▶ To be done: Repeat the entries below exactly as they appear, with no pictures.

****************

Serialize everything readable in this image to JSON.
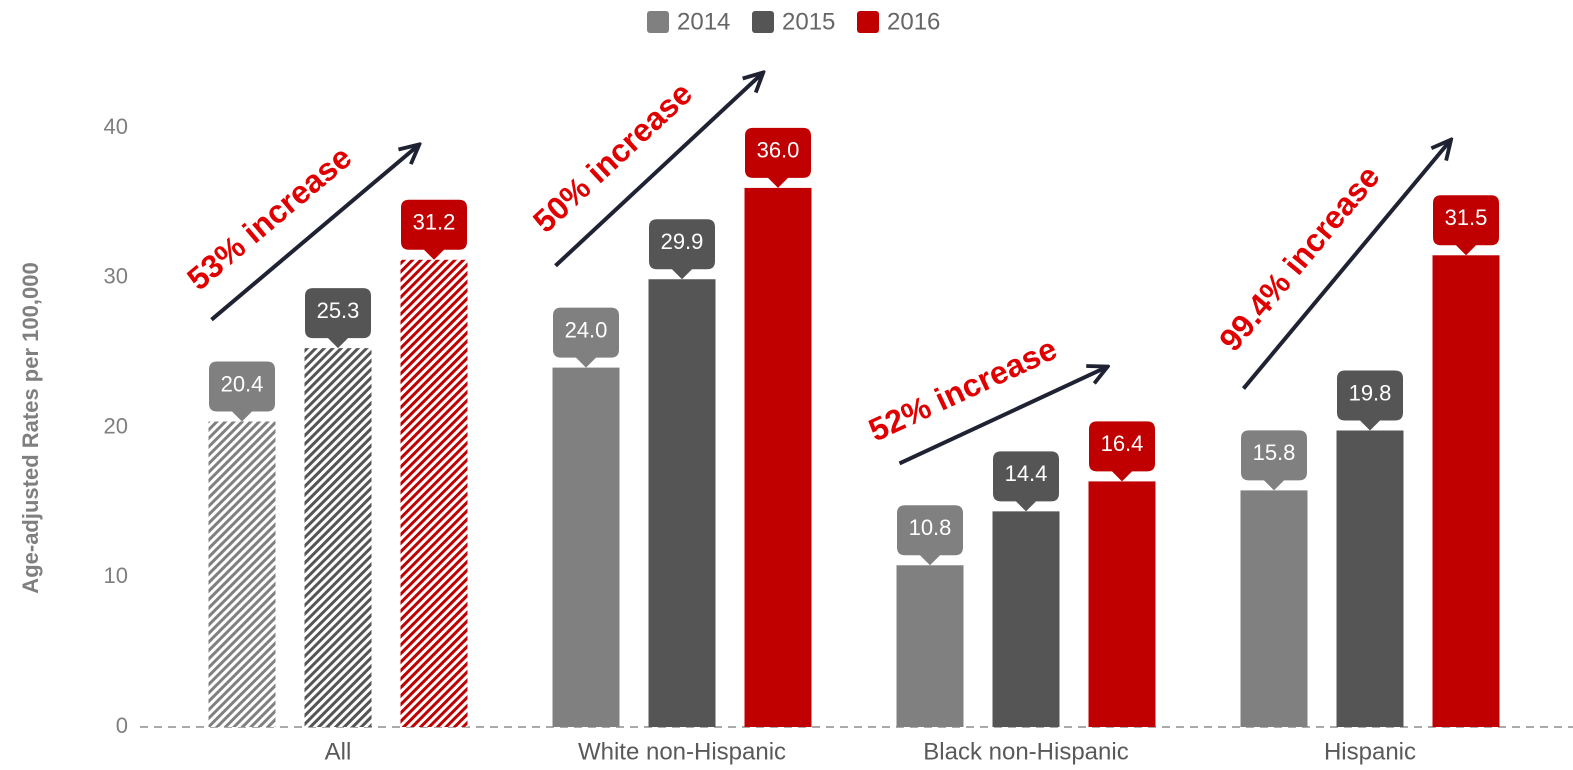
{
  "chart_data": {
    "type": "bar",
    "y_label": "Age-adjusted Rates per 100,000",
    "categories": [
      "All",
      "White non-Hispanic",
      "Black non-Hispanic",
      "Hispanic"
    ],
    "series": [
      {
        "name": "2014",
        "color": "#808080",
        "values": [
          20.4,
          24.0,
          10.8,
          15.8
        ],
        "value_labels": [
          "20.4",
          "24.0",
          "10.8",
          "15.8"
        ]
      },
      {
        "name": "2015",
        "color": "#555555",
        "values": [
          25.3,
          29.9,
          14.4,
          19.8
        ],
        "value_labels": [
          "25.3",
          "29.9",
          "14.4",
          "19.8"
        ]
      },
      {
        "name": "2016",
        "color": "#c00000",
        "values": [
          31.2,
          36.0,
          16.4,
          31.5
        ],
        "value_labels": [
          "31.2",
          "36.0",
          "16.4",
          "31.5"
        ]
      }
    ],
    "hatched": [
      true,
      false,
      false,
      false
    ],
    "annotations": [
      {
        "text": "53% increase",
        "category": "All"
      },
      {
        "text": "50% increase",
        "category": "White non-Hispanic"
      },
      {
        "text": "52% increase",
        "category": "Black non-Hispanic"
      },
      {
        "text": "99.4% increase",
        "category": "Hispanic"
      }
    ],
    "ylim": [
      0,
      40
    ],
    "yticks": [
      0,
      10,
      20,
      30,
      40
    ],
    "grid": false,
    "legend": "top"
  }
}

****************

▶ Response to the task:
Serialize everything readable in this image to JSON.
{
  "chart_data": {
    "type": "bar",
    "y_label": "Age-adjusted Rates per 100,000",
    "categories": [
      "All",
      "White non-Hispanic",
      "Black non-Hispanic",
      "Hispanic"
    ],
    "series": [
      {
        "name": "2014",
        "color": "#808080",
        "values": [
          20.4,
          24.0,
          10.8,
          15.8
        ],
        "value_labels": [
          "20.4",
          "24.0",
          "10.8",
          "15.8"
        ]
      },
      {
        "name": "2015",
        "color": "#555555",
        "values": [
          25.3,
          29.9,
          14.4,
          19.8
        ],
        "value_labels": [
          "25.3",
          "29.9",
          "14.4",
          "19.8"
        ]
      },
      {
        "name": "2016",
        "color": "#c00000",
        "values": [
          31.2,
          36.0,
          16.4,
          31.5
        ],
        "value_labels": [
          "31.2",
          "36.0",
          "16.4",
          "31.5"
        ]
      }
    ],
    "hatched": [
      true,
      false,
      false,
      false
    ],
    "annotations": [
      {
        "text": "53% increase",
        "category": "All"
      },
      {
        "text": "50% increase",
        "category": "White non-Hispanic"
      },
      {
        "text": "52% increase",
        "category": "Black non-Hispanic"
      },
      {
        "text": "99.4% increase",
        "category": "Hispanic"
      }
    ],
    "ylim": [
      0,
      40
    ],
    "yticks": [
      0,
      10,
      20,
      30,
      40
    ],
    "grid": false,
    "legend": "top"
  }
}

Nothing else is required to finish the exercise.